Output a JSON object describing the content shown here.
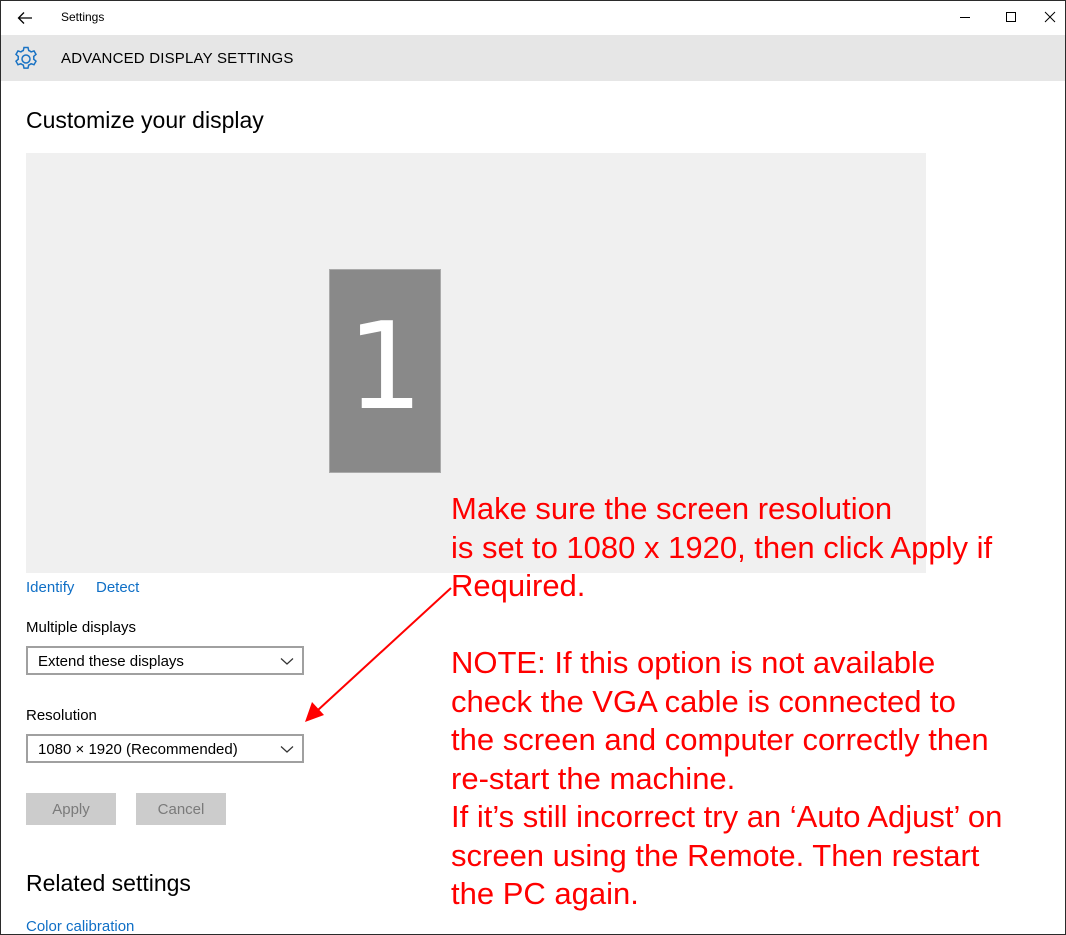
{
  "window": {
    "title": "Settings"
  },
  "header": {
    "title": "ADVANCED DISPLAY SETTINGS"
  },
  "customize": {
    "heading": "Customize your display",
    "monitor_number": "1",
    "identify_label": "Identify",
    "detect_label": "Detect"
  },
  "multiple_displays": {
    "label": "Multiple displays",
    "value": "Extend these displays"
  },
  "resolution": {
    "label": "Resolution",
    "value": "1080 × 1920 (Recommended)"
  },
  "buttons": {
    "apply": "Apply",
    "cancel": "Cancel"
  },
  "related": {
    "heading": "Related settings",
    "color_calibration": "Color calibration"
  },
  "annotation": {
    "lines": [
      "Make sure the screen resolution",
      "is set to 1080 x 1920, then click Apply if",
      "Required.",
      "",
      "NOTE: If this option is not available",
      "check the VGA cable is connected to",
      "the screen and computer correctly then",
      "re-start the machine.",
      "If it’s still incorrect try an ‘Auto Adjust’ on",
      "screen using the Remote. Then restart",
      "the PC again."
    ]
  },
  "colors": {
    "link": "#0f6fc6",
    "header_band": "#e6e6e6",
    "monitor_tile": "#898989",
    "annotation": "#ff0000",
    "disabled_button": "#cccccc"
  },
  "icons": {
    "back": "back-arrow-icon",
    "gear": "gear-icon",
    "minimize": "minimize-icon",
    "maximize": "maximize-icon",
    "close": "close-icon",
    "chevron": "chevron-down-icon"
  }
}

◆ Stated goal ◆
Exclude every picture and copy the remaining data exactly.

◆ Solution below ◆
Output a JSON object describing the content shown here.
{
  "window": {
    "title": "Settings"
  },
  "header": {
    "title": "ADVANCED DISPLAY SETTINGS"
  },
  "customize": {
    "heading": "Customize your display",
    "monitor_number": "1",
    "identify_label": "Identify",
    "detect_label": "Detect"
  },
  "multiple_displays": {
    "label": "Multiple displays",
    "value": "Extend these displays"
  },
  "resolution": {
    "label": "Resolution",
    "value": "1080 × 1920 (Recommended)"
  },
  "buttons": {
    "apply": "Apply",
    "cancel": "Cancel"
  },
  "related": {
    "heading": "Related settings",
    "color_calibration": "Color calibration"
  },
  "annotation": {
    "lines": [
      "Make sure the screen resolution",
      "is set to 1080 x 1920, then click Apply if",
      "Required.",
      "",
      "NOTE: If this option is not available",
      "check the VGA cable is connected to",
      "the screen and computer correctly then",
      "re-start the machine.",
      "If it’s still incorrect try an ‘Auto Adjust’ on",
      "screen using the Remote. Then restart",
      "the PC again."
    ]
  },
  "colors": {
    "link": "#0f6fc6",
    "header_band": "#e6e6e6",
    "monitor_tile": "#898989",
    "annotation": "#ff0000",
    "disabled_button": "#cccccc"
  },
  "icons": {
    "back": "back-arrow-icon",
    "gear": "gear-icon",
    "minimize": "minimize-icon",
    "maximize": "maximize-icon",
    "close": "close-icon",
    "chevron": "chevron-down-icon"
  }
}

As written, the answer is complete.